### Work to do
Go through the lines below. Copy those with "counties".

### Exercise data
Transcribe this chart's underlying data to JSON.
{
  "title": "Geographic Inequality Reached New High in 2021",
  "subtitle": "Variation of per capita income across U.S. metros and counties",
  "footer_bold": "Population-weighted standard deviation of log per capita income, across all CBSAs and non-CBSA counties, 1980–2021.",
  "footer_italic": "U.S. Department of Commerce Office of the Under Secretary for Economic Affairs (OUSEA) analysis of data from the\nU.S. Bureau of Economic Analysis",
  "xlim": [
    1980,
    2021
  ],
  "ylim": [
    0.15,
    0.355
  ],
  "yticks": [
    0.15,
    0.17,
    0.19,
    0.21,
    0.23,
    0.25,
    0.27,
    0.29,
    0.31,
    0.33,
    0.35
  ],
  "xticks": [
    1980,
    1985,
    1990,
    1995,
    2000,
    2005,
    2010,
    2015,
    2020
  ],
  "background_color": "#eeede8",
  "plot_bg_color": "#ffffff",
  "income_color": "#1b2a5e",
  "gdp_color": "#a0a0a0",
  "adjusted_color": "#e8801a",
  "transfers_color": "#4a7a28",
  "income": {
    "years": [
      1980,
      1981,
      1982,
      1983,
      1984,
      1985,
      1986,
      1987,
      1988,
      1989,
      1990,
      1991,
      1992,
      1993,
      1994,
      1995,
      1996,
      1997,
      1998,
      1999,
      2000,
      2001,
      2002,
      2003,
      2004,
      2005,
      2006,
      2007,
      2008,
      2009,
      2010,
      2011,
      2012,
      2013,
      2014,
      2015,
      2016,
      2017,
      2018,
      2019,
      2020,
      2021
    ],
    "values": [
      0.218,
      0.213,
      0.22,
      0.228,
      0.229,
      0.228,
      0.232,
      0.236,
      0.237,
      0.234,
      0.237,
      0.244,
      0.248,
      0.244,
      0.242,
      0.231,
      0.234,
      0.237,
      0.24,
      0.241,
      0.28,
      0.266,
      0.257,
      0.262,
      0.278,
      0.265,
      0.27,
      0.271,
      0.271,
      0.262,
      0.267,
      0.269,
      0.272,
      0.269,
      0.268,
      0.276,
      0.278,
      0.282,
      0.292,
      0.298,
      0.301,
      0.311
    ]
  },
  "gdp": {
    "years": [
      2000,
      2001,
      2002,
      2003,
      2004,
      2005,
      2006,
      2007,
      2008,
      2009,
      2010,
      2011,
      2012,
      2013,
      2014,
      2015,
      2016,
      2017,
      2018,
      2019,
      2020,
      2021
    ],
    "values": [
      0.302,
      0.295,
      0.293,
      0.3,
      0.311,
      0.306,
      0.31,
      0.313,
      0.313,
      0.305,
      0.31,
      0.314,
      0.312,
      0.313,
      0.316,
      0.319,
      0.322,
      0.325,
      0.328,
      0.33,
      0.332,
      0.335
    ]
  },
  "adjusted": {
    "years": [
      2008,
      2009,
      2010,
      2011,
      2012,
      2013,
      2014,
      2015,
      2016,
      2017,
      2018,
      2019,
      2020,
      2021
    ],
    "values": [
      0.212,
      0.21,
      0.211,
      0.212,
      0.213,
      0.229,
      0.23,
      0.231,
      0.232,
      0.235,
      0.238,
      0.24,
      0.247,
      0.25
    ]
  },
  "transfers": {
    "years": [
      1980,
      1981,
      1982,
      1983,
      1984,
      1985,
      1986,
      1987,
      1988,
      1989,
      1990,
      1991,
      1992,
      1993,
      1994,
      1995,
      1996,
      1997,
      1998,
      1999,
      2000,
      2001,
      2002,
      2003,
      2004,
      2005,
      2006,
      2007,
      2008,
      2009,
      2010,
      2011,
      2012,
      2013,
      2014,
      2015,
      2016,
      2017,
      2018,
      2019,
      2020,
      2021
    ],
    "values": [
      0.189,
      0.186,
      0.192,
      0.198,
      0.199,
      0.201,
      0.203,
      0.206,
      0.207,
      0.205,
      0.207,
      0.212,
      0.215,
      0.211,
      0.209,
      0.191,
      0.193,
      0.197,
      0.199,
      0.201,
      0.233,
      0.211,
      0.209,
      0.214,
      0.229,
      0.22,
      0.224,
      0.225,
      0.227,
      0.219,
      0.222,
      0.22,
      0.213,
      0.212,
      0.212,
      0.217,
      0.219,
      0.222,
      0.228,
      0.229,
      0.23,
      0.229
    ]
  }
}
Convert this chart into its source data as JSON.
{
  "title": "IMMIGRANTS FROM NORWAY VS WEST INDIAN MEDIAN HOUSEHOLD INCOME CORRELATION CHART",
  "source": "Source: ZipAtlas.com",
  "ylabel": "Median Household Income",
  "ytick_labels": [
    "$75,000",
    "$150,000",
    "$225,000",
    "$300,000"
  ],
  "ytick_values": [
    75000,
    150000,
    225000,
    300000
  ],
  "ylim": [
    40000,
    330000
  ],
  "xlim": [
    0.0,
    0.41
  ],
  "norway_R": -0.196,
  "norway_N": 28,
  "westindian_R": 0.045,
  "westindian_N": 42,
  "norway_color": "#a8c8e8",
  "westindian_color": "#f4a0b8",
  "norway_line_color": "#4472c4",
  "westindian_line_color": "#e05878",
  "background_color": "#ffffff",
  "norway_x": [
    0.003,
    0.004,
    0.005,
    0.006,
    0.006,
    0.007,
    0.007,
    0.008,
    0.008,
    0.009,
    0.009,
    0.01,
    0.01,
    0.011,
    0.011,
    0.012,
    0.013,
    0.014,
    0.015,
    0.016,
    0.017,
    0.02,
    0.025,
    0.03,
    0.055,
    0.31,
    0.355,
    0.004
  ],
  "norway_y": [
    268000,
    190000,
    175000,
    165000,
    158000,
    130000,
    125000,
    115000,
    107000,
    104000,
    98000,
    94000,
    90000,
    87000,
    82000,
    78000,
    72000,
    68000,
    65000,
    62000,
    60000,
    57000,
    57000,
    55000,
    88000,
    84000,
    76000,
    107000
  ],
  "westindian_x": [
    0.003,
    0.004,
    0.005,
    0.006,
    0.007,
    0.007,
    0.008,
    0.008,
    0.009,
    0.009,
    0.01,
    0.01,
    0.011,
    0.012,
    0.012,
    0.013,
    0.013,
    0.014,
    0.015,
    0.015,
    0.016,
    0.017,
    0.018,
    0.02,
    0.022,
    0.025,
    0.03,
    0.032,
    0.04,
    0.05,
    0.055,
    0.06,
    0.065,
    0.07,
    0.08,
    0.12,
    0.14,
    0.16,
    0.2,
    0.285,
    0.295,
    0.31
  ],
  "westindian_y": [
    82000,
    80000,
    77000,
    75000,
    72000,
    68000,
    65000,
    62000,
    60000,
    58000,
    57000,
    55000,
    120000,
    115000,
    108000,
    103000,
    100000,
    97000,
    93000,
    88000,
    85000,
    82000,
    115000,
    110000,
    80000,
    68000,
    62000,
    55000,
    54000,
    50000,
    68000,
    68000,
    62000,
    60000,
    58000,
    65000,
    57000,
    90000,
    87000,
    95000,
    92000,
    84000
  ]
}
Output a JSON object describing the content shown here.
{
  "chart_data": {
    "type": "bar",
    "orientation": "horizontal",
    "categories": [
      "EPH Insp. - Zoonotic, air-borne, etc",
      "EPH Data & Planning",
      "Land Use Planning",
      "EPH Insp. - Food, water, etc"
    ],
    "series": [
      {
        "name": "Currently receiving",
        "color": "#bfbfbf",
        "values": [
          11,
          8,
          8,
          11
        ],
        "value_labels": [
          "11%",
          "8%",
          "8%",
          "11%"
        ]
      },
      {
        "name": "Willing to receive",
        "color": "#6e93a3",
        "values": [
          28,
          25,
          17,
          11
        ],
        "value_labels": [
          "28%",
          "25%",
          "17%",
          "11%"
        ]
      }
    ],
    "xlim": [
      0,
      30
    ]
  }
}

### Response to this exercise
  "subtitle": "Variation of per capita income across U.S. metros and counties",
  "footer_bold": "Population-weighted standard deviation of log per capita income, across all CBSAs and non-CBSA counties, 1980–2021.",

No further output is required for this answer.